# start of Provided data

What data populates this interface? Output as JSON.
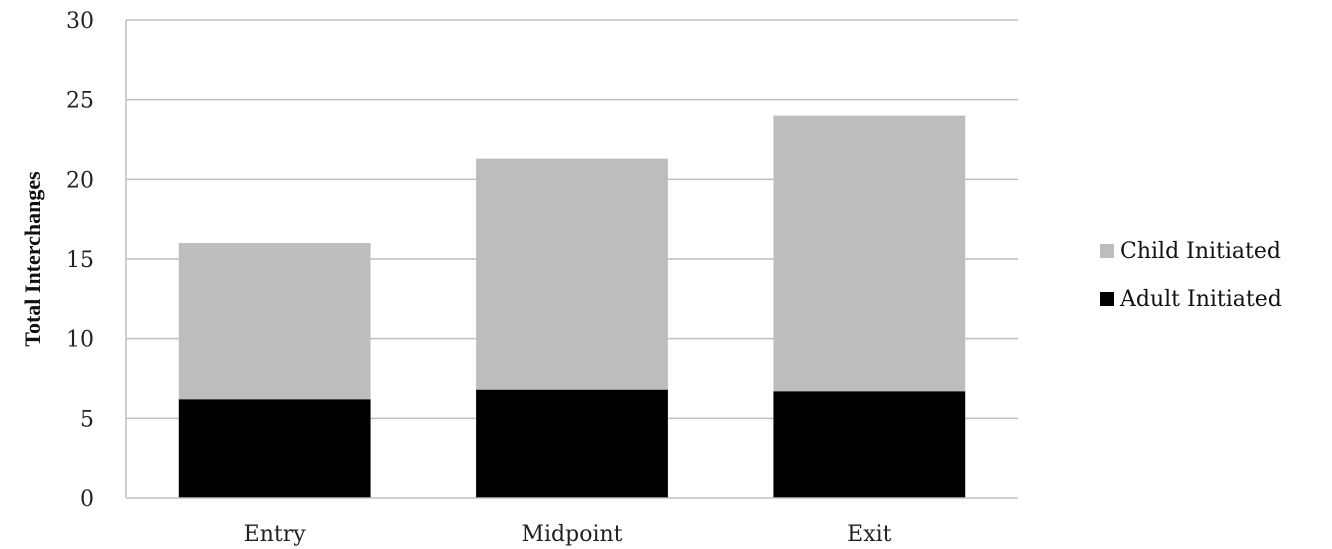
{
  "chart_data": {
    "type": "bar",
    "stacked": true,
    "categories": [
      "Entry",
      "Midpoint",
      "Exit"
    ],
    "series": [
      {
        "name": "Adult Initiated",
        "values": [
          6.2,
          6.8,
          6.7
        ],
        "color": "#000000"
      },
      {
        "name": "Child Initiated",
        "values": [
          9.8,
          14.5,
          17.3
        ],
        "color": "#bdbdbd"
      }
    ],
    "ylabel": "Total Interchanges",
    "xlabel": "",
    "ylim": [
      0,
      30
    ],
    "yticks": [
      0,
      5,
      10,
      15,
      20,
      25,
      30
    ],
    "grid": true,
    "gridline_color": "#bfbfbf",
    "legend": {
      "position": "right",
      "entries": [
        "Child Initiated",
        "Adult Initiated"
      ]
    }
  }
}
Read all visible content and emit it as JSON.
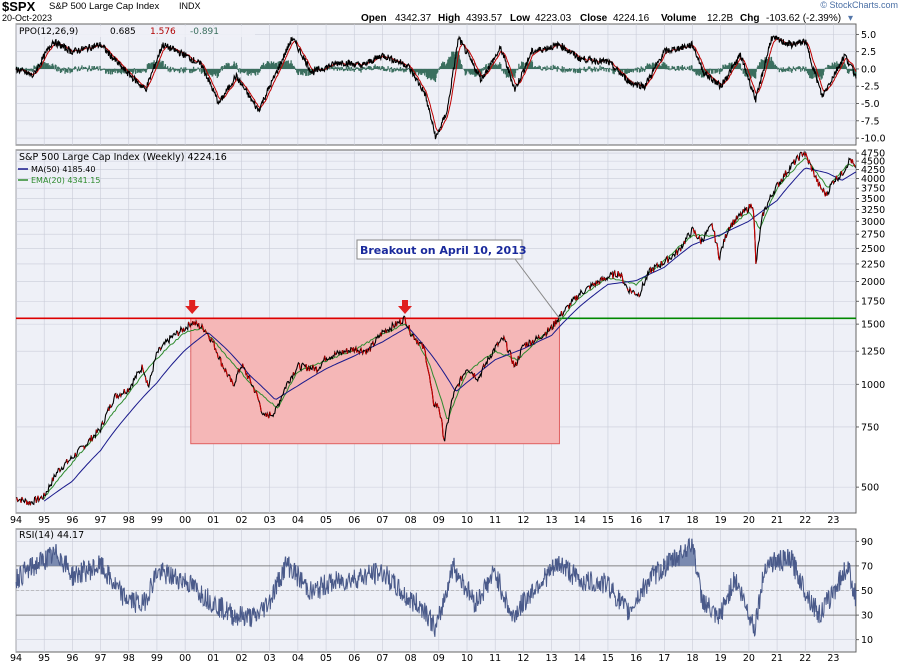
{
  "header": {
    "ticker": "$SPX",
    "name": "S&P 500 Large Cap Index",
    "exchange": "INDX",
    "date": "20-Oct-2023",
    "open_label": "Open",
    "open": "4342.37",
    "high_label": "High",
    "high": "4393.57",
    "low_label": "Low",
    "low": "4223.03",
    "close_label": "Close",
    "close": "4224.16",
    "volume_label": "Volume",
    "volume": "12.2B",
    "chg_label": "Chg",
    "chg": "-103.62 (-2.39%)",
    "chg_marker": "▾",
    "brand": "© StockCharts.com"
  },
  "colors": {
    "price": "#000000",
    "down": "#cc0000",
    "ma50": "#1a1a8c",
    "ema20": "#2e8b2e",
    "resistance": "#dd0000",
    "support": "#008800",
    "box_fill": "#f5b7b7",
    "box_stroke": "#e06060",
    "arrow": "#e02020",
    "rsi": "#4a5a8a",
    "ppo_line": "#000000",
    "ppo_signal": "#c00000",
    "ppo_hist": "#3a6e5e",
    "callout_text": "#1a2a9c"
  },
  "ppo": {
    "label": "PPO(12,26,9)",
    "value1": "0.685",
    "value2": "1.576",
    "value3": "-0.891",
    "ticks": [
      "5.0",
      "2.5",
      "0.0",
      "-2.5",
      "-5.0",
      "-7.5",
      "-10.0"
    ]
  },
  "price_panel": {
    "label": "S&P 500 Large Cap Index (Weekly) 4224.16",
    "ma_label": "MA(50) 4185.40",
    "ema_label": "EMA(20) 4341.15",
    "ticks": [
      "4750",
      "4500",
      "4250",
      "4000",
      "3750",
      "3500",
      "3250",
      "3000",
      "2750",
      "2500",
      "2250",
      "2000",
      "1750",
      "1500",
      "1250",
      "1000",
      "750",
      "500"
    ],
    "annotation": "Breakout on April 10, 2013"
  },
  "rsi": {
    "label": "RSI(14) 44.17",
    "ticks": [
      "90",
      "70",
      "50",
      "30",
      "10"
    ]
  },
  "x_axis": {
    "labels": [
      "94",
      "95",
      "96",
      "97",
      "98",
      "99",
      "00",
      "01",
      "02",
      "03",
      "04",
      "05",
      "06",
      "07",
      "08",
      "09",
      "10",
      "11",
      "12",
      "13",
      "14",
      "15",
      "16",
      "17",
      "18",
      "19",
      "20",
      "21",
      "22",
      "23"
    ]
  },
  "chart_data": {
    "type": "line",
    "title": "S&P 500 Large Cap Index (Weekly)",
    "scale": "log",
    "x_range": [
      1994.0,
      2023.8
    ],
    "ylim": [
      420,
      4850
    ],
    "series": [
      {
        "name": "S&P 500 Large Cap Index (Weekly)",
        "points": [
          [
            1994.0,
            465
          ],
          [
            1994.5,
            450
          ],
          [
            1995.0,
            470
          ],
          [
            1995.5,
            560
          ],
          [
            1996.0,
            610
          ],
          [
            1996.5,
            670
          ],
          [
            1997.0,
            740
          ],
          [
            1997.5,
            920
          ],
          [
            1998.0,
            970
          ],
          [
            1998.5,
            1130
          ],
          [
            1998.7,
            980
          ],
          [
            1999.0,
            1230
          ],
          [
            1999.5,
            1370
          ],
          [
            2000.0,
            1460
          ],
          [
            2000.25,
            1520
          ],
          [
            2000.7,
            1450
          ],
          [
            2001.0,
            1320
          ],
          [
            2001.3,
            1150
          ],
          [
            2001.7,
            990
          ],
          [
            2002.0,
            1140
          ],
          [
            2002.5,
            950
          ],
          [
            2002.8,
            800
          ],
          [
            2003.2,
            830
          ],
          [
            2003.6,
            1000
          ],
          [
            2004.0,
            1130
          ],
          [
            2004.7,
            1110
          ],
          [
            2005.0,
            1200
          ],
          [
            2006.0,
            1270
          ],
          [
            2006.5,
            1250
          ],
          [
            2007.0,
            1420
          ],
          [
            2007.5,
            1500
          ],
          [
            2007.8,
            1560
          ],
          [
            2008.0,
            1420
          ],
          [
            2008.5,
            1260
          ],
          [
            2008.8,
            880
          ],
          [
            2009.0,
            860
          ],
          [
            2009.2,
            680
          ],
          [
            2009.5,
            920
          ],
          [
            2010.0,
            1120
          ],
          [
            2010.4,
            1040
          ],
          [
            2011.0,
            1280
          ],
          [
            2011.3,
            1360
          ],
          [
            2011.7,
            1120
          ],
          [
            2012.0,
            1300
          ],
          [
            2012.5,
            1360
          ],
          [
            2013.0,
            1460
          ],
          [
            2013.28,
            1580
          ],
          [
            2013.6,
            1690
          ],
          [
            2014.0,
            1840
          ],
          [
            2014.5,
            1960
          ],
          [
            2015.0,
            2060
          ],
          [
            2015.4,
            2120
          ],
          [
            2015.7,
            1900
          ],
          [
            2016.1,
            1830
          ],
          [
            2016.5,
            2150
          ],
          [
            2017.0,
            2280
          ],
          [
            2017.5,
            2450
          ],
          [
            2018.0,
            2830
          ],
          [
            2018.3,
            2620
          ],
          [
            2018.7,
            2920
          ],
          [
            2018.95,
            2350
          ],
          [
            2019.3,
            2900
          ],
          [
            2019.9,
            3230
          ],
          [
            2020.15,
            3380
          ],
          [
            2020.25,
            2230
          ],
          [
            2020.5,
            3150
          ],
          [
            2020.9,
            3700
          ],
          [
            2021.5,
            4350
          ],
          [
            2021.95,
            4790
          ],
          [
            2022.5,
            3800
          ],
          [
            2022.75,
            3580
          ],
          [
            2023.0,
            3950
          ],
          [
            2023.3,
            4120
          ],
          [
            2023.6,
            4580
          ],
          [
            2023.8,
            4224
          ]
        ]
      },
      {
        "name": "MA(50) 4185.40",
        "points": [
          [
            1995.0,
            455
          ],
          [
            1996.0,
            520
          ],
          [
            1997.0,
            640
          ],
          [
            1998.0,
            820
          ],
          [
            1999.0,
            1010
          ],
          [
            2000.0,
            1260
          ],
          [
            2000.8,
            1420
          ],
          [
            2001.5,
            1260
          ],
          [
            2002.3,
            1060
          ],
          [
            2003.2,
            900
          ],
          [
            2004.0,
            990
          ],
          [
            2005.0,
            1110
          ],
          [
            2006.0,
            1210
          ],
          [
            2007.0,
            1330
          ],
          [
            2007.9,
            1470
          ],
          [
            2008.8,
            1200
          ],
          [
            2009.6,
            950
          ],
          [
            2010.3,
            1060
          ],
          [
            2011.0,
            1180
          ],
          [
            2012.0,
            1270
          ],
          [
            2013.0,
            1390
          ],
          [
            2014.0,
            1690
          ],
          [
            2015.0,
            1960
          ],
          [
            2016.0,
            2010
          ],
          [
            2017.0,
            2200
          ],
          [
            2018.0,
            2560
          ],
          [
            2019.0,
            2740
          ],
          [
            2020.0,
            3000
          ],
          [
            2021.0,
            3450
          ],
          [
            2022.0,
            4300
          ],
          [
            2022.8,
            4150
          ],
          [
            2023.3,
            3950
          ],
          [
            2023.8,
            4185
          ]
        ]
      },
      {
        "name": "EMA(20) 4341.15",
        "points": [
          [
            1995.0,
            465
          ],
          [
            1996.0,
            590
          ],
          [
            1997.0,
            730
          ],
          [
            1998.0,
            940
          ],
          [
            1999.0,
            1190
          ],
          [
            2000.0,
            1420
          ],
          [
            2000.6,
            1460
          ],
          [
            2001.5,
            1200
          ],
          [
            2002.5,
            960
          ],
          [
            2003.3,
            850
          ],
          [
            2004.0,
            1090
          ],
          [
            2005.0,
            1170
          ],
          [
            2006.0,
            1260
          ],
          [
            2007.0,
            1400
          ],
          [
            2007.8,
            1500
          ],
          [
            2008.6,
            1180
          ],
          [
            2009.3,
            780
          ],
          [
            2010.0,
            1080
          ],
          [
            2011.0,
            1250
          ],
          [
            2011.8,
            1180
          ],
          [
            2012.5,
            1340
          ],
          [
            2013.3,
            1540
          ],
          [
            2014.0,
            1800
          ],
          [
            2015.0,
            2050
          ],
          [
            2016.0,
            1960
          ],
          [
            2017.0,
            2300
          ],
          [
            2018.0,
            2730
          ],
          [
            2019.0,
            2720
          ],
          [
            2020.0,
            3200
          ],
          [
            2020.4,
            2850
          ],
          [
            2021.0,
            3750
          ],
          [
            2022.0,
            4600
          ],
          [
            2022.8,
            3750
          ],
          [
            2023.5,
            4400
          ],
          [
            2023.8,
            4341
          ]
        ]
      }
    ],
    "resistance_level": 1560,
    "resistance_range": [
      1994.0,
      2013.28
    ],
    "support_range": [
      2013.28,
      2023.8
    ],
    "range_box": {
      "x": [
        2000.2,
        2013.28
      ],
      "y": [
        670,
        1560
      ]
    },
    "markers": [
      2000.25,
      2007.8
    ],
    "breakout": [
      2013.28,
      1560
    ],
    "rsi_series": {
      "name": "RSI(14)",
      "points": [
        [
          1994.0,
          60
        ],
        [
          1995.0,
          75
        ],
        [
          1995.5,
          80
        ],
        [
          1996.0,
          62
        ],
        [
          1997.0,
          70
        ],
        [
          1997.8,
          45
        ],
        [
          1998.5,
          38
        ],
        [
          1999.0,
          65
        ],
        [
          2000.0,
          58
        ],
        [
          2001.0,
          40
        ],
        [
          2001.7,
          30
        ],
        [
          2002.5,
          28
        ],
        [
          2003.0,
          42
        ],
        [
          2003.6,
          72
        ],
        [
          2004.5,
          48
        ],
        [
          2005.0,
          55
        ],
        [
          2006.0,
          60
        ],
        [
          2007.0,
          65
        ],
        [
          2007.8,
          45
        ],
        [
          2008.5,
          35
        ],
        [
          2008.9,
          18
        ],
        [
          2009.5,
          70
        ],
        [
          2010.3,
          40
        ],
        [
          2011.0,
          65
        ],
        [
          2011.6,
          28
        ],
        [
          2012.5,
          55
        ],
        [
          2013.3,
          72
        ],
        [
          2014.0,
          58
        ],
        [
          2015.0,
          55
        ],
        [
          2015.7,
          32
        ],
        [
          2016.5,
          60
        ],
        [
          2017.5,
          78
        ],
        [
          2018.0,
          90
        ],
        [
          2018.3,
          45
        ],
        [
          2018.9,
          25
        ],
        [
          2019.5,
          60
        ],
        [
          2020.2,
          20
        ],
        [
          2020.6,
          72
        ],
        [
          2021.5,
          75
        ],
        [
          2022.0,
          50
        ],
        [
          2022.5,
          30
        ],
        [
          2022.9,
          45
        ],
        [
          2023.5,
          70
        ],
        [
          2023.8,
          44
        ]
      ]
    },
    "rsi_ylim": [
      0,
      100
    ],
    "ppo_series": {
      "name": "PPO(12,26,9)",
      "points": [
        [
          1994.0,
          0
        ],
        [
          1994.6,
          -1.0
        ],
        [
          1995.3,
          4
        ],
        [
          1996.0,
          2.5
        ],
        [
          1997.0,
          3.5
        ],
        [
          1997.8,
          0
        ],
        [
          1998.6,
          -3.0
        ],
        [
          1999.2,
          3.5
        ],
        [
          2000.0,
          2.0
        ],
        [
          2000.6,
          0.5
        ],
        [
          2001.2,
          -5.0
        ],
        [
          2001.8,
          -1.0
        ],
        [
          2002.6,
          -6.0
        ],
        [
          2003.3,
          0
        ],
        [
          2003.8,
          4.5
        ],
        [
          2004.5,
          -0.5
        ],
        [
          2005.5,
          1.0
        ],
        [
          2006.3,
          0.5
        ],
        [
          2007.0,
          2.0
        ],
        [
          2007.9,
          0.5
        ],
        [
          2008.5,
          -3.5
        ],
        [
          2008.9,
          -10.0
        ],
        [
          2009.3,
          -6.0
        ],
        [
          2009.7,
          4.5
        ],
        [
          2010.5,
          -1.5
        ],
        [
          2011.2,
          3.0
        ],
        [
          2011.7,
          -3.0
        ],
        [
          2012.3,
          2.5
        ],
        [
          2013.3,
          3.5
        ],
        [
          2014.0,
          1.5
        ],
        [
          2015.0,
          1.0
        ],
        [
          2015.8,
          -2.0
        ],
        [
          2016.3,
          -2.5
        ],
        [
          2017.0,
          2.5
        ],
        [
          2018.0,
          3.5
        ],
        [
          2018.4,
          -0.5
        ],
        [
          2019.0,
          -2.5
        ],
        [
          2019.7,
          2.0
        ],
        [
          2020.25,
          -4.5
        ],
        [
          2020.8,
          4.5
        ],
        [
          2021.5,
          3.5
        ],
        [
          2022.0,
          4.0
        ],
        [
          2022.6,
          -4.0
        ],
        [
          2023.4,
          2.0
        ],
        [
          2023.8,
          -1.0
        ]
      ]
    },
    "ppo_ylim": [
      -11,
      6.5
    ]
  }
}
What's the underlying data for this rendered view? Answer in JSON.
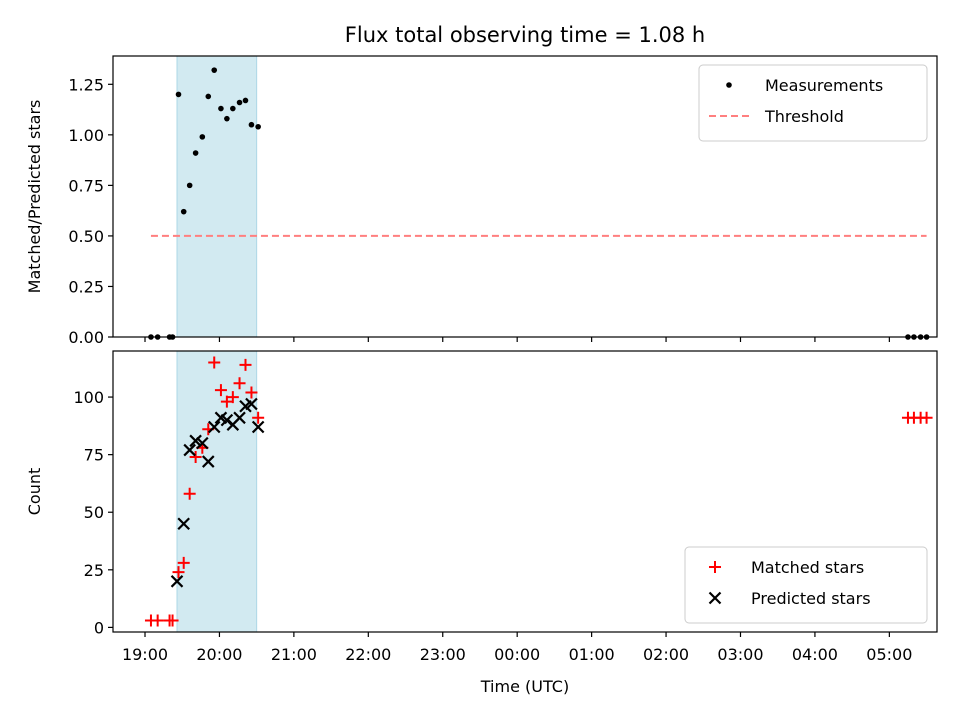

# end of Provided data

#### Task instructions:
Identify and copy all lines with the word "Child".

#### Complete response:
        "name": "Child Initiated",
        "Child Initiated",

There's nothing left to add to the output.